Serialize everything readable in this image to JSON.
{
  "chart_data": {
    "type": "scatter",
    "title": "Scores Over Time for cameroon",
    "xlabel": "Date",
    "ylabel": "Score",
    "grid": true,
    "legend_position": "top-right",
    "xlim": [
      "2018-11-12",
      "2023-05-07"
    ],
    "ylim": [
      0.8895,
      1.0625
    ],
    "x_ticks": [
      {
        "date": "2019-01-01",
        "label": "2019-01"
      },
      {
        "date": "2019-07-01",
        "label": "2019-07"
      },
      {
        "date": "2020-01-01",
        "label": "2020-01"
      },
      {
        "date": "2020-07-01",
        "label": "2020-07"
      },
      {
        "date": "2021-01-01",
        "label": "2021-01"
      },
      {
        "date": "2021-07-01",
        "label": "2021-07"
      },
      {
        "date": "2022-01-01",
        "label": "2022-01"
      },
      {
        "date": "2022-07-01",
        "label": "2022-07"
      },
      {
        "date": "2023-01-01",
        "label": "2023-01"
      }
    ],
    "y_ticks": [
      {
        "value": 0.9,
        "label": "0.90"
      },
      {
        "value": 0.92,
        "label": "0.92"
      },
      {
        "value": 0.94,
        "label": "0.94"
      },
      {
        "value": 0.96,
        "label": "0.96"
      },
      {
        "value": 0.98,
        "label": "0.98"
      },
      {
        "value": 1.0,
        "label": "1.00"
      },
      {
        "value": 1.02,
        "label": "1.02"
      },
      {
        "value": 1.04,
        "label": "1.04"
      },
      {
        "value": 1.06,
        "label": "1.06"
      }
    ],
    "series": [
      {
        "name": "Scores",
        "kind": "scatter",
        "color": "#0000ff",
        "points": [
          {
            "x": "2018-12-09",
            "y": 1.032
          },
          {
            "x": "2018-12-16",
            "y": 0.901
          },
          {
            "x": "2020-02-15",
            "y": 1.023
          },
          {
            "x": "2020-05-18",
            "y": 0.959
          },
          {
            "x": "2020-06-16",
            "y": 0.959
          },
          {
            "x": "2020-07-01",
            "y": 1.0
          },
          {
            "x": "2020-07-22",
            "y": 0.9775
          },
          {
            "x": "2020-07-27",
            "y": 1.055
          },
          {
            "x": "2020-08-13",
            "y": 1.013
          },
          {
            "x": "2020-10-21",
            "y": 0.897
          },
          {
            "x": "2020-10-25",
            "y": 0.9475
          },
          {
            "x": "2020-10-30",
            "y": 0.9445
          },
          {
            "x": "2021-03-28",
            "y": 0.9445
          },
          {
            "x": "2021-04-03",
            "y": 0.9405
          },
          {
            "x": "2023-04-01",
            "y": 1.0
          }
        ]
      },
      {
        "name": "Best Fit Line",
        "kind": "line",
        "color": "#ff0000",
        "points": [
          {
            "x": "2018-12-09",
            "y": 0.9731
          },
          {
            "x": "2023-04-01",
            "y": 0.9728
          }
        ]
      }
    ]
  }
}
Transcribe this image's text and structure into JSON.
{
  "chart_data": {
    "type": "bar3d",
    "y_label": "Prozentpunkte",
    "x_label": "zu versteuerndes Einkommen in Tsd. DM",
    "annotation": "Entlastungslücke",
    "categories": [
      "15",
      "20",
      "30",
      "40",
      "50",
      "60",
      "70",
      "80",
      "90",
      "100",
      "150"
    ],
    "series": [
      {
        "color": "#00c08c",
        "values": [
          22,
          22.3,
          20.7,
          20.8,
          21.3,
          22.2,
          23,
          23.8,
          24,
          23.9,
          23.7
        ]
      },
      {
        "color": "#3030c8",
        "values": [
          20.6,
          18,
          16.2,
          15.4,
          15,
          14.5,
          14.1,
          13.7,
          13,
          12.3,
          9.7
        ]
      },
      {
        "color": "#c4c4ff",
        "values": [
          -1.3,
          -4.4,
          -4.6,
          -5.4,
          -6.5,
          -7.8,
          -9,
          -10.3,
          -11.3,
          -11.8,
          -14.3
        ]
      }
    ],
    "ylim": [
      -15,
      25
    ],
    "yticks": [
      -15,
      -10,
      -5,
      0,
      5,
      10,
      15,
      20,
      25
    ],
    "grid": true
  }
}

Given task: Write each line above out exactly.

Response:
Serialize everything readable in this image to JSON.
{
  "chart_data": {
    "type": "scatter",
    "title": "Scores Over Time for cameroon",
    "xlabel": "Date",
    "ylabel": "Score",
    "grid": true,
    "legend_position": "top-right",
    "xlim": [
      "2018-11-12",
      "2023-05-07"
    ],
    "ylim": [
      0.8895,
      1.0625
    ],
    "x_ticks": [
      {
        "date": "2019-01-01",
        "label": "2019-01"
      },
      {
        "date": "2019-07-01",
        "label": "2019-07"
      },
      {
        "date": "2020-01-01",
        "label": "2020-01"
      },
      {
        "date": "2020-07-01",
        "label": "2020-07"
      },
      {
        "date": "2021-01-01",
        "label": "2021-01"
      },
      {
        "date": "2021-07-01",
        "label": "2021-07"
      },
      {
        "date": "2022-01-01",
        "label": "2022-01"
      },
      {
        "date": "2022-07-01",
        "label": "2022-07"
      },
      {
        "date": "2023-01-01",
        "label": "2023-01"
      }
    ],
    "y_ticks": [
      {
        "value": 0.9,
        "label": "0.90"
      },
      {
        "value": 0.92,
        "label": "0.92"
      },
      {
        "value": 0.94,
        "label": "0.94"
      },
      {
        "value": 0.96,
        "label": "0.96"
      },
      {
        "value": 0.98,
        "label": "0.98"
      },
      {
        "value": 1.0,
        "label": "1.00"
      },
      {
        "value": 1.02,
        "label": "1.02"
      },
      {
        "value": 1.04,
        "label": "1.04"
      },
      {
        "value": 1.06,
        "label": "1.06"
      }
    ],
    "series": [
      {
        "name": "Scores",
        "kind": "scatter",
        "color": "#0000ff",
        "points": [
          {
            "x": "2018-12-09",
            "y": 1.032
          },
          {
            "x": "2018-12-16",
            "y": 0.901
          },
          {
            "x": "2020-02-15",
            "y": 1.023
          },
          {
            "x": "2020-05-18",
            "y": 0.959
          },
          {
            "x": "2020-06-16",
            "y": 0.959
          },
          {
            "x": "2020-07-01",
            "y": 1.0
          },
          {
            "x": "2020-07-22",
            "y": 0.9775
          },
          {
            "x": "2020-07-27",
            "y": 1.055
          },
          {
            "x": "2020-08-13",
            "y": 1.013
          },
          {
            "x": "2020-10-21",
            "y": 0.897
          },
          {
            "x": "2020-10-25",
            "y": 0.9475
          },
          {
            "x": "2020-10-30",
            "y": 0.9445
          },
          {
            "x": "2021-03-28",
            "y": 0.9445
          },
          {
            "x": "2021-04-03",
            "y": 0.9405
          },
          {
            "x": "2023-04-01",
            "y": 1.0
          }
        ]
      },
      {
        "name": "Best Fit Line",
        "kind": "line",
        "color": "#ff0000",
        "points": [
          {
            "x": "2018-12-09",
            "y": 0.9731
          },
          {
            "x": "2023-04-01",
            "y": 0.9728
          }
        ]
      }
    ]
  }
}
Transcribe this image's text and structure into JSON.
{
  "chart_data": {
    "type": "bar3d",
    "y_label": "Prozentpunkte",
    "x_label": "zu versteuerndes Einkommen in Tsd. DM",
    "annotation": "Entlastungslücke",
    "categories": [
      "15",
      "20",
      "30",
      "40",
      "50",
      "60",
      "70",
      "80",
      "90",
      "100",
      "150"
    ],
    "series": [
      {
        "color": "#00c08c",
        "values": [
          22,
          22.3,
          20.7,
          20.8,
          21.3,
          22.2,
          23,
          23.8,
          24,
          23.9,
          23.7
        ]
      },
      {
        "color": "#3030c8",
        "values": [
          20.6,
          18,
          16.2,
          15.4,
          15,
          14.5,
          14.1,
          13.7,
          13,
          12.3,
          9.7
        ]
      },
      {
        "color": "#c4c4ff",
        "values": [
          -1.3,
          -4.4,
          -4.6,
          -5.4,
          -6.5,
          -7.8,
          -9,
          -10.3,
          -11.3,
          -11.8,
          -14.3
        ]
      }
    ],
    "ylim": [
      -15,
      25
    ],
    "yticks": [
      -15,
      -10,
      -5,
      0,
      5,
      10,
      15,
      20,
      25
    ],
    "grid": true
  }
}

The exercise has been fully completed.